▶ _Quoted passage_

[BEGIN]

Skip to contents

Remove line breaks, hyphenizations, and other interruptions in paragraph flows.

Usage

fixParagraph(text, 
             check.doubleline=FALSE)

Arguments

text

A a character vector containing the text to be processed.

check.doubleline

Replace values only when there are only one newline character or include also two newline characters. The default is FALSE (only one).

Details

The function fixes texts extracted from documents or formats that convert each row in a new line. In these cases, sentences and paragraphs are broken into several parts. This fragmentation hinders the analysis of texts or their organization into paragraph or sentence-based corpora. This function also allows correction of Latin texts without the need to remove accents and diacritics.

Value

A character vector with the corrected text.

[END]

▶ _Data_
[BEGIN]

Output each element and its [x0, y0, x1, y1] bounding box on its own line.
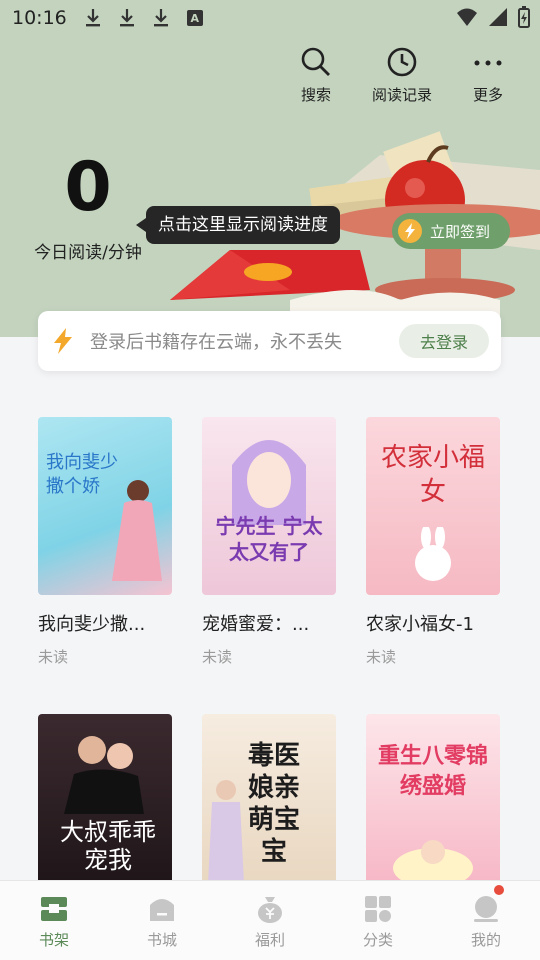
today-reading[interactable]: 0 今日阅读/分钟 — [30, 148, 146, 264]
book-cover[interactable]: 重生八零锦绣盛婚 — [366, 714, 500, 892]
book-status: 未读 — [366, 648, 397, 666]
book-item[interactable]: 宁先生 宁太太又有了 宠婚蜜爱：... 未读 — [202, 417, 336, 667]
download-icon — [119, 9, 134, 27]
more-button[interactable]: 更多 — [456, 46, 520, 105]
book-cover[interactable]: 毒医娘亲 萌宝宝 — [202, 714, 336, 892]
book-title: 我向斐少撒... — [38, 614, 146, 635]
search-label: 搜索 — [300, 86, 331, 104]
book-cover[interactable]: 农家小福女 — [366, 417, 500, 595]
reading-progress-tooltip[interactable]: 点击这里显示阅读进度 — [136, 206, 340, 244]
download-icon — [153, 9, 168, 27]
bottom-nav: 书架 书城 福利 分类 我的 — [0, 880, 540, 960]
nav-category[interactable]: 分类 — [324, 881, 432, 960]
more-icon — [474, 60, 502, 66]
cover-figure — [208, 780, 244, 884]
clock-icon — [387, 47, 417, 77]
wifi-icon — [457, 8, 477, 26]
cover-title: 大叔乖乖宠我 — [60, 818, 156, 874]
cover-figure — [393, 840, 473, 888]
book-item[interactable]: 农家小福女 农家小福女-1 未读 — [366, 417, 500, 667]
nav-label: 书架 — [38, 931, 69, 949]
bolt-icon — [398, 219, 422, 243]
reading-label: 今日阅读/分钟 — [34, 243, 142, 263]
cover-title: 毒医娘亲 萌宝宝 — [247, 741, 300, 867]
nav-welfare[interactable]: 福利 — [216, 881, 324, 960]
book-item[interactable]: 大叔乖乖宠我 — [38, 714, 172, 892]
profile-icon — [474, 896, 498, 922]
book-title: 宠婚蜜爱：... — [202, 614, 310, 635]
money-bag-icon — [258, 897, 282, 923]
download-icon — [85, 9, 100, 27]
book-cover[interactable]: 宁先生 宁太太又有了 — [202, 417, 336, 595]
cover-figure — [232, 440, 306, 525]
nav-label: 书城 — [146, 931, 177, 949]
more-label: 更多 — [472, 86, 503, 104]
login-button[interactable]: 去登录 — [399, 324, 489, 358]
book-status: 未读 — [202, 648, 233, 666]
nav-bookshelf[interactable]: 书架 — [0, 881, 108, 960]
bookstore-icon — [150, 899, 174, 921]
book-item[interactable]: 毒医娘亲 萌宝宝 — [202, 714, 336, 892]
book-item[interactable]: 我向斐少撒个娇 我向斐少撒... 未读 — [38, 417, 172, 667]
cover-figure — [64, 736, 144, 814]
status-time: 10:16 — [12, 7, 67, 29]
reading-history-label: 阅读记录 — [371, 86, 432, 104]
top-actions: 搜索 阅读记录 更多 — [284, 46, 520, 105]
cover-title: 农家小福女 — [380, 443, 485, 507]
search-icon — [301, 47, 330, 76]
battery-icon — [518, 6, 530, 28]
bookshelf-icon — [41, 897, 67, 921]
search-button[interactable]: 搜索 — [284, 46, 348, 105]
nav-label: 福利 — [254, 931, 285, 949]
nav-bookstore[interactable]: 书城 — [108, 881, 216, 960]
book-item[interactable]: 重生八零锦绣盛婚 — [366, 714, 500, 892]
cover-title: 重生八零锦绣盛婚 — [377, 744, 488, 799]
reading-minutes: 0 — [64, 148, 112, 227]
login-hint: 登录后书籍存在云端，永不丢失 — [90, 332, 342, 353]
checkin-button[interactable]: 立即签到 — [392, 213, 510, 249]
rabbit-icon — [415, 527, 451, 581]
notification-dot — [494, 885, 504, 895]
grid-icon — [365, 896, 391, 922]
checkin-label: 立即签到 — [430, 222, 491, 241]
book-status: 未读 — [38, 648, 69, 666]
book-cover[interactable]: 大叔乖乖宠我 — [38, 714, 172, 892]
signal-icon — [489, 8, 507, 26]
reading-history-button[interactable]: 阅读记录 — [370, 46, 434, 105]
status-right — [456, 6, 530, 28]
nav-label: 分类 — [362, 931, 393, 949]
cover-title: 宁先生 宁太太又有了 — [215, 514, 323, 564]
book-cover[interactable]: 我向斐少撒个娇 — [38, 417, 172, 595]
cover-figure — [112, 480, 162, 581]
status-bar: 10:16 A — [0, 0, 540, 36]
nav-profile[interactable]: 我的 — [432, 881, 540, 960]
nav-label: 我的 — [470, 931, 501, 949]
a-badge-icon: A — [186, 10, 203, 26]
bolt-icon — [54, 328, 72, 354]
book-title: 农家小福女-1 — [366, 614, 474, 635]
hero-header: 10:16 A 搜索 阅读记录 更多 0 今日阅读/分钟 点击这里显示阅读进度 — [0, 0, 540, 337]
login-banner: 登录后书籍存在云端，永不丢失 去登录 — [38, 311, 501, 371]
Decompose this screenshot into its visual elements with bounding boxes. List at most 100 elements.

[END]

▶ _Stated goal 1_
Echo everything in the fixParagraph documentation from "Remove line breaks, hyphenizations, and" down to "to be processed.", word for word.
▶ _Stated goal 2_
Please duplicate everything in the rows from the line that contains "today-reading[interactable]: 0 今日阅读/分钟" down to the line that contains "book-cover[interactable]: 农家小福女 —", both included, and nothing else.

▶ _Problem solution 1_
Remove line breaks, hyphenizations, and other interruptions in paragraph flows.

Usage

fixParagraph(text, 
             check.doubleline=FALSE)

Arguments

text

A a character vector containing the text to be processed.

▶ _Problem solution 2_
today-reading[interactable]: 0 今日阅读/分钟 — [30, 148, 146, 264]
book-cover[interactable]: 重生八零锦绣盛婚 — [366, 714, 500, 892]
book-status: 未读 — [366, 648, 397, 666]
book-item[interactable]: 宁先生 宁太太又有了 宠婚蜜爱：... 未读 — [202, 417, 336, 667]
download-icon — [119, 9, 134, 27]
more-button[interactable]: 更多 — [456, 46, 520, 105]
book-cover[interactable]: 毒医娘亲 萌宝宝 — [202, 714, 336, 892]
book-title: 我向斐少撒... — [38, 614, 146, 635]
search-label: 搜索 — [300, 86, 331, 104]
book-cover[interactable]: 农家小福女 — [366, 417, 500, 595]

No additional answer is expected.